Find the number of lines below in which the word "Alte" appears, and write that number only.

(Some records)

+---+

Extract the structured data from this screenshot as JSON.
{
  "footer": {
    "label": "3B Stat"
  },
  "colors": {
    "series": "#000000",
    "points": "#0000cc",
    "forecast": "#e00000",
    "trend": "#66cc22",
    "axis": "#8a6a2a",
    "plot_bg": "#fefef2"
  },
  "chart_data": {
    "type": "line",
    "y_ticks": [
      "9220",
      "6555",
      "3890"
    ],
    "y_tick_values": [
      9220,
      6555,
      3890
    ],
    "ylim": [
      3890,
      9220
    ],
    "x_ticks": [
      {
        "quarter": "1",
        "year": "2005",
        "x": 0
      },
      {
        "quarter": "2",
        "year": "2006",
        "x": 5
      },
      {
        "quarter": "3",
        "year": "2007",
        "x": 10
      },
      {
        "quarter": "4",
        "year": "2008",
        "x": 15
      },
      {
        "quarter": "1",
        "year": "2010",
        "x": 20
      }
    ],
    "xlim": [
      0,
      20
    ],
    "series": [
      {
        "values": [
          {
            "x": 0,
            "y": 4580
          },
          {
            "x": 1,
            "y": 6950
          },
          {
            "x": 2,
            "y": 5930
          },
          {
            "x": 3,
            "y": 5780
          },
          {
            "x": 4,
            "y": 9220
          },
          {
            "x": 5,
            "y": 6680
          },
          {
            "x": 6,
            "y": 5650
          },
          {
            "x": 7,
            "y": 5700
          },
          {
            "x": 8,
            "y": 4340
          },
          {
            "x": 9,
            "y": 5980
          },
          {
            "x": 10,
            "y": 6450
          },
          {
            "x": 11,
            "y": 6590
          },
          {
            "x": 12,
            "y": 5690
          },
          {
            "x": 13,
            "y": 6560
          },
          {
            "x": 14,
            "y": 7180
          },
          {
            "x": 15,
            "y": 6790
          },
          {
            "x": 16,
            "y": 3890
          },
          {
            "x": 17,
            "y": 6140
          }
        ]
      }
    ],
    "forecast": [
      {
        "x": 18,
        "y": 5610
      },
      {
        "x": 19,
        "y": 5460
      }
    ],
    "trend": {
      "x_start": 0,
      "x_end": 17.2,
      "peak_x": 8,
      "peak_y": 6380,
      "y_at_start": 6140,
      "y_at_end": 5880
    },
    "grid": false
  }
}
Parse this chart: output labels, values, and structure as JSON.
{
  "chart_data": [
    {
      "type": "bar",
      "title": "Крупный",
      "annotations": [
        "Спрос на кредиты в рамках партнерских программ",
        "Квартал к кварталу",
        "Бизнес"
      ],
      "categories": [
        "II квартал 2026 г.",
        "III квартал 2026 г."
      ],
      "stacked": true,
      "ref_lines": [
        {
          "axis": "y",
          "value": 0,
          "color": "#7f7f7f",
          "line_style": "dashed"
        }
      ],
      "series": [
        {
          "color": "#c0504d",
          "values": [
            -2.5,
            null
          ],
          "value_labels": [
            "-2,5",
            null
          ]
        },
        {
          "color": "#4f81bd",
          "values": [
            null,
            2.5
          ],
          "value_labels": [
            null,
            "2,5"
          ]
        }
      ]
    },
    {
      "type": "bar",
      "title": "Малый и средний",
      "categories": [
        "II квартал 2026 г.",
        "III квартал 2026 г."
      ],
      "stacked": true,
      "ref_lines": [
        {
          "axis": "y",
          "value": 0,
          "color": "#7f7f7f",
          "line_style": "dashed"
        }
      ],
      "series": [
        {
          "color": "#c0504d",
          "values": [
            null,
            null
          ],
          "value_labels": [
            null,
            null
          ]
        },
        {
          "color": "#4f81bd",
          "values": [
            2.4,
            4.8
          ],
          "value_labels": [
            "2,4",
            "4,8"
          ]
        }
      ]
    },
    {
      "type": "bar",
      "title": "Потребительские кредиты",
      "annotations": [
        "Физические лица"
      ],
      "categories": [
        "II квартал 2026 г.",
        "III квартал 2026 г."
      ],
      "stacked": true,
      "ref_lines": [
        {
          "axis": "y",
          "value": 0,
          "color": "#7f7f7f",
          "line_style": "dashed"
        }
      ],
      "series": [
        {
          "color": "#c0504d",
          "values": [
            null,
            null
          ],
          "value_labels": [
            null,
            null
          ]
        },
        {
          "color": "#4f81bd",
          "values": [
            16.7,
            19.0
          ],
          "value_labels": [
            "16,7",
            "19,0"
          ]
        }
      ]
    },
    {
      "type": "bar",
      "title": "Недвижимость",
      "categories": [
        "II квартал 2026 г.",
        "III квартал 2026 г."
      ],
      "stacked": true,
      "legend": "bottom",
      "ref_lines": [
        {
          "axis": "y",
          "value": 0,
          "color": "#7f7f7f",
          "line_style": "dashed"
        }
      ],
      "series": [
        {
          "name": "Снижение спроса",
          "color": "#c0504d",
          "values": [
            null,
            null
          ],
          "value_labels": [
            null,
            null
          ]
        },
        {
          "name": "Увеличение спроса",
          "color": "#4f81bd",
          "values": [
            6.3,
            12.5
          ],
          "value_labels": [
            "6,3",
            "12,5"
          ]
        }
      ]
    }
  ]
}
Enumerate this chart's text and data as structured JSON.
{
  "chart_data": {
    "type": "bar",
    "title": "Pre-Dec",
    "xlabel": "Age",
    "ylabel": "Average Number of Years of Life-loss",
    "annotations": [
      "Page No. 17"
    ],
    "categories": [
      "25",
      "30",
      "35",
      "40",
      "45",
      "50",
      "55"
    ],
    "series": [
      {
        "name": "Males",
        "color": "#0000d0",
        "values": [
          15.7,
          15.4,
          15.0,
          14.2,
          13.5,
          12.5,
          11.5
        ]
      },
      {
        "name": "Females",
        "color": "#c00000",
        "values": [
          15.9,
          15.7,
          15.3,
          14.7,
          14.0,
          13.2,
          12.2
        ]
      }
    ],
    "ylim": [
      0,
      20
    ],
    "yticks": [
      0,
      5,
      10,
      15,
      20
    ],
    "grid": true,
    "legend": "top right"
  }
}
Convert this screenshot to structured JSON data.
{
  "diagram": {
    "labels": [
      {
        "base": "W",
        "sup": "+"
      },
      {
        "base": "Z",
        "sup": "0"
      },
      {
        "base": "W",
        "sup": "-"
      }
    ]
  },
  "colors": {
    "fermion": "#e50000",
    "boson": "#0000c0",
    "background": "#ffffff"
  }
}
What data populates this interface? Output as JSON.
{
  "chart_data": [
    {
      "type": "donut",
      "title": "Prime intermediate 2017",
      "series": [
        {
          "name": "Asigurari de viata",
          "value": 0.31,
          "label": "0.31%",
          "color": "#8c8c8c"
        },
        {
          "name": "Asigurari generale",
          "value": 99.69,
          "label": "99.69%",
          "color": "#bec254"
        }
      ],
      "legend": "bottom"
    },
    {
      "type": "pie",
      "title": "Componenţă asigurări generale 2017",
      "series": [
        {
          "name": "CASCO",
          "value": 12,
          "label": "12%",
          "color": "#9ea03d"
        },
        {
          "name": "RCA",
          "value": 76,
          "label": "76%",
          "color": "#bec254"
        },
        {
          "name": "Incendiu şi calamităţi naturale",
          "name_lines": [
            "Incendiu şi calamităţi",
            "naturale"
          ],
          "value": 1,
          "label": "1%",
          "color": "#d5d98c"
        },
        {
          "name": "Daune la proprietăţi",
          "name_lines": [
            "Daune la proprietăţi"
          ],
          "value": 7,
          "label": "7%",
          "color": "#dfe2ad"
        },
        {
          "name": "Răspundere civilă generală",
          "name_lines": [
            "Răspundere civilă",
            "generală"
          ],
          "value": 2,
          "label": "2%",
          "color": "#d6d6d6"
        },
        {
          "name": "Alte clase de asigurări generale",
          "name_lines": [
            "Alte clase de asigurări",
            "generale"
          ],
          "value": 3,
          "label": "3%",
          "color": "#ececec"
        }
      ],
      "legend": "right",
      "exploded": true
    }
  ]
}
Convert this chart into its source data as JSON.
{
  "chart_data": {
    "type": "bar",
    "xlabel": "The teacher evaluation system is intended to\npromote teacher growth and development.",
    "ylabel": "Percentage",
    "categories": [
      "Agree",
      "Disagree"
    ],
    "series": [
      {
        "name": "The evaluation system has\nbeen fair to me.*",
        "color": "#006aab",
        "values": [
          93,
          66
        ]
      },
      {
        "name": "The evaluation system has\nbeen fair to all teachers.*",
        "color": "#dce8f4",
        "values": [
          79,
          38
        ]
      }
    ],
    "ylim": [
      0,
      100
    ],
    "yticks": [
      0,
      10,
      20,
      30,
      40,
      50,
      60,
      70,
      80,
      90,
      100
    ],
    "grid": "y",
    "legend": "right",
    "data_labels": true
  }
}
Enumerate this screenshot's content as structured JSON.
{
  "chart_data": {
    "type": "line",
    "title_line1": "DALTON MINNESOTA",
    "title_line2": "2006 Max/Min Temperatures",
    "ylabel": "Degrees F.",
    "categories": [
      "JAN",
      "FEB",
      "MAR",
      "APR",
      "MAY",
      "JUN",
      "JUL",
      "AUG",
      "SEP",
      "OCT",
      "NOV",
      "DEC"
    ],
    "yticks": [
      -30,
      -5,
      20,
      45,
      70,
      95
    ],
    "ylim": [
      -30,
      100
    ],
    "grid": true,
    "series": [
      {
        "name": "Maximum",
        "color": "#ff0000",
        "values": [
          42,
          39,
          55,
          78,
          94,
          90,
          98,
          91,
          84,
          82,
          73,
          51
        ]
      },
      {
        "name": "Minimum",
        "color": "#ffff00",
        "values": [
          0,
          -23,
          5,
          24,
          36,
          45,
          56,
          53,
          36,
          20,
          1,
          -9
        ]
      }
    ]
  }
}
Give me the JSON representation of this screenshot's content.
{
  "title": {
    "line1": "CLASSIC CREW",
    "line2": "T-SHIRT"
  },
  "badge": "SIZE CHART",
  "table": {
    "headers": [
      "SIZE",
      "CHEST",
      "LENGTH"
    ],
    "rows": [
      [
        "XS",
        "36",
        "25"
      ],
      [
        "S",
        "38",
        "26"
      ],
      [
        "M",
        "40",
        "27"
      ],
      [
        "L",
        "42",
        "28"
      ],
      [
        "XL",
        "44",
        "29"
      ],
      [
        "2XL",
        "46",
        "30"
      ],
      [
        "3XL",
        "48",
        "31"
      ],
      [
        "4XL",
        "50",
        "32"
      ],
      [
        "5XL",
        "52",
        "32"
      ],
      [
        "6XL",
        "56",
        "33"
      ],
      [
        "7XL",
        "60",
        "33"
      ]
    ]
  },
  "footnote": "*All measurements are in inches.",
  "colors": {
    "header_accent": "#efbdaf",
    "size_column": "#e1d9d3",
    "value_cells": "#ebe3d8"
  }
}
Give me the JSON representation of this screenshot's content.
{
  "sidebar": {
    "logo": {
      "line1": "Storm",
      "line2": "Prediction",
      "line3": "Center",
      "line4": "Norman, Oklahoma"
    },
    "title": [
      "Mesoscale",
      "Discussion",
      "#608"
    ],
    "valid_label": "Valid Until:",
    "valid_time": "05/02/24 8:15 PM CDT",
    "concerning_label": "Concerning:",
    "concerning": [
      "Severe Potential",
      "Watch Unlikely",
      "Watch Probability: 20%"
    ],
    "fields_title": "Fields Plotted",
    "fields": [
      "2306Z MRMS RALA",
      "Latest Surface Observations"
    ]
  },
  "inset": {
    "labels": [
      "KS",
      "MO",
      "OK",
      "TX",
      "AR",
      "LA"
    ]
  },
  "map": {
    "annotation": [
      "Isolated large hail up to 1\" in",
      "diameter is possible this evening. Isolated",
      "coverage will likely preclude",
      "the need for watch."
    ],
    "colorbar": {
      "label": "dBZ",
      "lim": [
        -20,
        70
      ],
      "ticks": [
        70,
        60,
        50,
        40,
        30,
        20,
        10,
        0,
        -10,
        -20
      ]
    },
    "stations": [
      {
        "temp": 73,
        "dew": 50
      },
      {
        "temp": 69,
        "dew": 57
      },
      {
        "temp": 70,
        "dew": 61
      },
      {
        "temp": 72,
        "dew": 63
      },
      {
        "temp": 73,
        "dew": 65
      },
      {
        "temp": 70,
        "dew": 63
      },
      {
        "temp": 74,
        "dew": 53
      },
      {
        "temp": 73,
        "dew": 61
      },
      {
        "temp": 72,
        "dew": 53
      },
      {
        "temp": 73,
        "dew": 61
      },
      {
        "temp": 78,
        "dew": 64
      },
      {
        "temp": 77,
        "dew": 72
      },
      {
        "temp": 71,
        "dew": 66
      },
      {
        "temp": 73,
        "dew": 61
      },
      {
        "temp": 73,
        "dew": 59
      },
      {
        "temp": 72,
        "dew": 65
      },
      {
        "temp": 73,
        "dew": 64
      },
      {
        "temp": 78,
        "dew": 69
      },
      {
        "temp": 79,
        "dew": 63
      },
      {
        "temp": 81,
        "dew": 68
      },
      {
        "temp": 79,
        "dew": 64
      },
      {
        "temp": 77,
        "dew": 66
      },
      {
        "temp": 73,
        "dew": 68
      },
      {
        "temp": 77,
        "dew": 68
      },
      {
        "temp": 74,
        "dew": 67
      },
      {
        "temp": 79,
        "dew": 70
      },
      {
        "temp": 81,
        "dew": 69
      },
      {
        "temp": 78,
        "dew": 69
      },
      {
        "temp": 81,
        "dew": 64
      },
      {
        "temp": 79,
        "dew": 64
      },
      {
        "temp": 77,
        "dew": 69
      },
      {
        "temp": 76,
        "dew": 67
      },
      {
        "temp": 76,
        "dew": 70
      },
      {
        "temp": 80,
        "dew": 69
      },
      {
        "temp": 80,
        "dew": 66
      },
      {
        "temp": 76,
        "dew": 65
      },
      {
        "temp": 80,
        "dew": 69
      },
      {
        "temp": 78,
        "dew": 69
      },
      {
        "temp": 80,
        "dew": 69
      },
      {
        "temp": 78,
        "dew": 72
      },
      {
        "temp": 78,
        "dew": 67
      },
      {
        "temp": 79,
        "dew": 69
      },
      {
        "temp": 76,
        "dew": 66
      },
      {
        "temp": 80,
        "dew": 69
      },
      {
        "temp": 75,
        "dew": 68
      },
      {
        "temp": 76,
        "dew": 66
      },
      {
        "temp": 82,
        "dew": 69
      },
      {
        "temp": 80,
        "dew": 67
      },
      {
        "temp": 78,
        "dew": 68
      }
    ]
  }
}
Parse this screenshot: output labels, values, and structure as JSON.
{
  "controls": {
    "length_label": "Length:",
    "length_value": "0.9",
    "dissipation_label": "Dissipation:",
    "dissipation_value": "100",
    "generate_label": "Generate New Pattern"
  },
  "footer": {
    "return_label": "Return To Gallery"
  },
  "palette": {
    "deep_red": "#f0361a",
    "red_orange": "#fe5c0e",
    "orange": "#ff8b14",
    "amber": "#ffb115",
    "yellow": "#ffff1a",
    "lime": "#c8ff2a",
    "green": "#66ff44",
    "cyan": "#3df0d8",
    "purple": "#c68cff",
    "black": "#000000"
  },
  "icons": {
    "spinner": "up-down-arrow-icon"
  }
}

+---+

Answer to the task:
2